- [Given problem 1]: In the post on embedded software engineering, what was MISRA-C created to do?
- [Given problem 2]: Write a continuation of the post on embedded software engineering, starting after its final sentence.

- [Excerpt]:

>> begin

Assuming by "firmware engineers" you mean "embedded software engineers", then my answer would be: they are software engineers, so they should - where possible - be doing the same things as any other software engineer.

Obviously, writing software for embedded systems requires some different skills, such as a detailed knowledge of the target processor, and being able to deal with limited resources (compared to a PC or similar).

As others have mentioned, unit testing is complicated by the fact that this may have to be done on a simulator running on a PC, which while very useful, can never be a substitute for thorough testing of the real system - especially given the asynchronous nature of events that an embedded system is subject to.

One of my concerns as to why embedded software may appear to be "behind the curve" is because software engineering - and as part of that, embedded software - is not generally taught in any depth on electronic engineering degrees. Given how much of an electronic engineer's career is likely to be spent coding nowadays, this seems like a massive oversight.

Fortunately, there are those who are trying to make up for this. I'd strongly recommend reading the articles of Jack Ganssle (on his website, and in his regular column on

In addition, MISRA-C was created a while ago to try to avoid common sources of bugs in C software for the automotive industry, and his since been adopted by many in the embedded software world. Add a static analysis checker like PC-Lint, and you've already gone some way to improving your code.

>> end

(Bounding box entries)
>> begin

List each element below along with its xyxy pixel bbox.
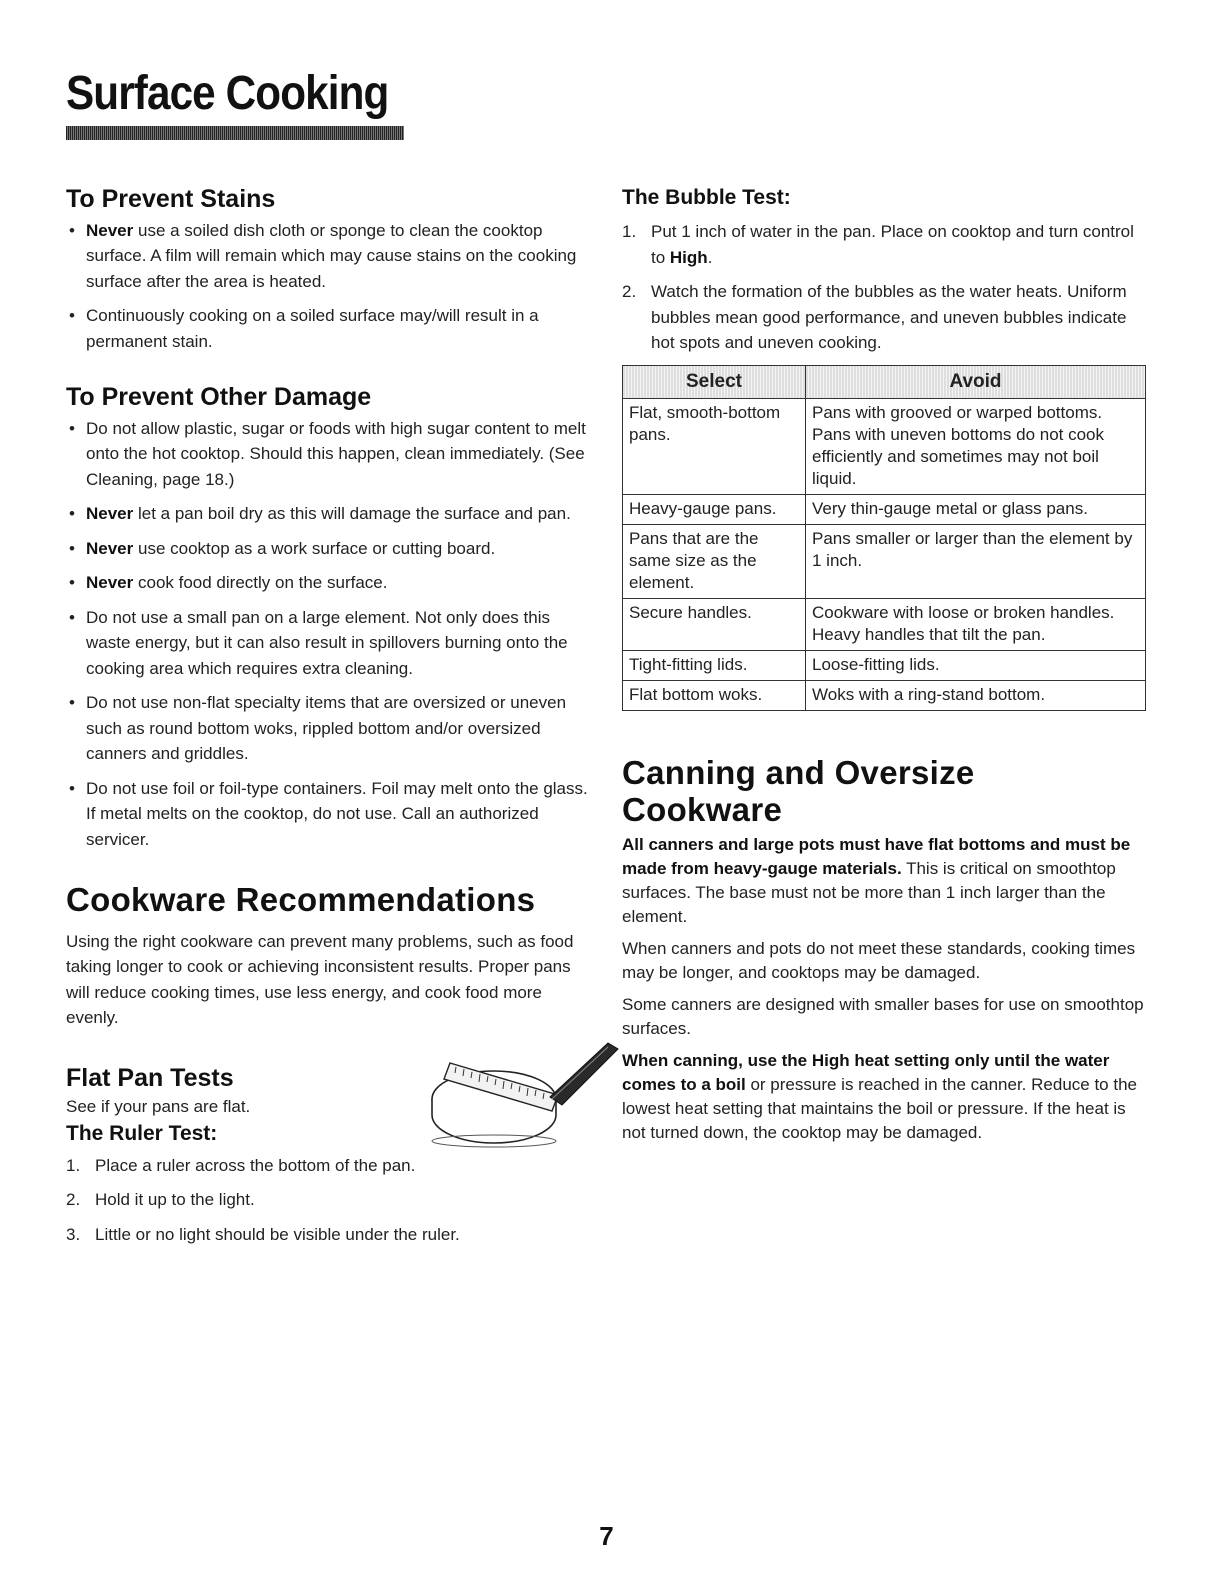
table-cell: Secure handles. [623,598,806,650]
bullet-icon: • [69,220,75,240]
right-column [622,186,1152,1145]
bubble-test-heading: The Bubble Test: [622,186,791,209]
prevent-stains-list [66,218,588,355]
list-item: 3. Little or no light should be visible under the ruler. [66,1224,460,1244]
left-column [66,186,588,1256]
list-item: • Never use a soiled dish cloth or sponge to clean the cooktop surface. A film will remain which may cause stains on the cooking surface after the area is heated. [66,218,588,295]
table-cell: Tight-fitting lids. [623,650,806,680]
table-row [623,680,1146,710]
canning-paragraph-4: When canning, use the High heat setting only until the water comes to a boil or pressure is reached in the canner. Reduce to the lowest heat setting that maintains the boil or pressure. If the heat is not turned down, the cooktop may be damaged. [622,1050,1137,1142]
list-item: 1. Put 1 inch of water in the pan. Place on cooktop and turn control to High. [622,222,1134,267]
table-cell: Woks with a ring-stand bottom. [806,680,1146,710]
pan-and-ruler-illustration [422,1029,622,1149]
bullet-icon: • [69,778,75,798]
select-column-header: Select [623,365,806,398]
bullet-icon: • [69,418,75,438]
table-row [623,398,1146,494]
list-item: • Continuously cooking on a soiled surface may/will result in a permanent stain. [66,303,588,354]
table-row [623,494,1146,524]
canning-paragraph-1: All canners and large pots must have flat bottoms and must be made from heavy-gauge materials. This is critical on smoothtop surfaces. The base must not be more than 1 inch larger than the element. [622,834,1131,926]
table-header-row [623,365,1146,398]
table-row [623,598,1146,650]
table-cell: Heavy-gauge pans. [623,494,806,524]
ruler-test-steps [66,1153,588,1248]
canning-paragraph-2: When canners and pots do not meet these standards, cooking times may be longer, and cooktops may be damaged. [622,938,1136,982]
list-item: • Do not use non-flat specialty items that are oversized or uneven such as round bottom woks, rippled bottom and/or oversized canners and griddles. [66,690,588,767]
bullet-icon: • [69,607,75,627]
title-underline-bar [66,126,404,140]
recommendations-paragraph: Using the right cookware can prevent many problems, such as food taking longer to cook or achieving inconsistent results. Proper pans will reduce cooking times, use less energy, and cook food more evenly. [66,931,574,1028]
prevent-damage-list [66,416,588,853]
table-cell: Pans smaller or larger than the element by 1 inch. [806,524,1146,598]
ruler-test-heading: The Ruler Test: [66,1121,218,1145]
table-cell: Cookware with loose or broken handles. Heavy handles that tilt the pan. [806,598,1146,650]
canning-heading: Canning and Oversize Cookware [622,753,975,828]
list-item: • Never cook food directly on the surface. [66,570,588,596]
table-cell: Pans that are the same size as the element. [623,524,806,598]
flat-pan-tests-heading: Flat Pan Tests [66,1063,234,1092]
table-cell: Loose-fitting lids. [806,650,1146,680]
table-row [623,524,1146,598]
bullet-icon: • [69,573,75,592]
page-title: Surface Cooking [66,67,389,120]
table-row [623,650,1146,680]
bubble-test-steps [622,219,1152,356]
bullet-icon: • [69,693,75,712]
bullet-icon: • [69,306,75,325]
table-cell: Flat bottom woks. [623,680,806,710]
list-item: 2. Watch the formation of the bubbles as the water heats. Uniform bubbles mean good performance, and uneven bubbles indicate hot spots and uneven cooking. [622,282,1127,353]
list-item: • Do not use a small pan on a large element. Not only does this waste energy, but it can also result in spillovers burning onto the cooking area which requires extra cleaning. [66,605,588,682]
table-cell: Flat, smooth-bottom pans. [623,398,806,494]
flat-pan-intro: See if your pans are flat. [66,1097,251,1117]
page-number: 7 [599,1521,614,1551]
cookware-select-avoid-table [622,365,1146,711]
list-item: • Never let a pan boil dry as this will damage the surface and pan. [66,501,588,527]
list-item: 1. Place a ruler across the bottom of the pan. [66,1155,416,1175]
table-cell: Pans with grooved or warped bottoms. Pans with uneven bottoms do not cook efficiently and sometimes may not boil liquid. [806,398,1146,494]
bullet-icon: • [69,538,75,558]
cookware-recommendations-heading: Cookware Recommendations [66,881,536,918]
flat-pan-tests-block [66,1065,588,1147]
prevent-stains-heading: To Prevent Stains [66,185,276,213]
list-item: • Never use cooktop as a work surface or cutting board. [66,536,588,562]
avoid-column-header: Avoid [806,365,1146,398]
table-cell: Very thin-gauge metal or glass pans. [806,494,1146,524]
list-item: • Do not use foil or foil-type containers. Foil may melt onto the glass. If metal melts on the cooktop, do not use. Call an authorized servicer. [66,776,588,853]
bullet-icon: • [69,504,75,523]
list-item: • Do not allow plastic, sugar or foods with high sugar content to melt onto the hot cooktop. Should this happen, clean immediately. (See Cleaning, page 18.) [66,416,588,493]
canning-paragraph-3: Some canners are designed with smaller bases for use on smoothtop surfaces. [622,994,1144,1038]
list-item: 2. Hold it up to the light. [66,1190,255,1210]
prevent-damage-heading: To Prevent Other Damage [66,383,372,411]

>> end

- [Exercise result 1]: To try to avoid common sources of bugs in C software for the automotive industry.

- [Exercise result 2]:
The tools vendors have also not helped, in many cases by creating their own IDEs, when perhaps it would have been better to concentrate on the compiler and debugger, and leave the IDE to others, e.g. Eclipse.

Incidentally, for more on the non-use of C++ in embedded systems see this question.

Finally: because firmware engineers are software engineers, we face many of the same issues, challenges and concerns, so we should use the same resources; after all, there's plenty of them around, and you're reading one of them!

Some of the other websites I frequent include:

EDIT: In response to Gabe's comment, "what tools should we be looking to adapt?", a couple of examples spring to mind:

Compiler-independent IDEs: There are plenty of IDEs for C, but as far as I can tell, few of them can be used to their few potential without a compatible compiler. I'd like to see both the compiler developers and the IDE developers converge so that, ideally, any compiler can be used with any IDE.

In the absence of a compatible compiler, I'd like to be able to use PC-Lint (or equivalent) as my "official"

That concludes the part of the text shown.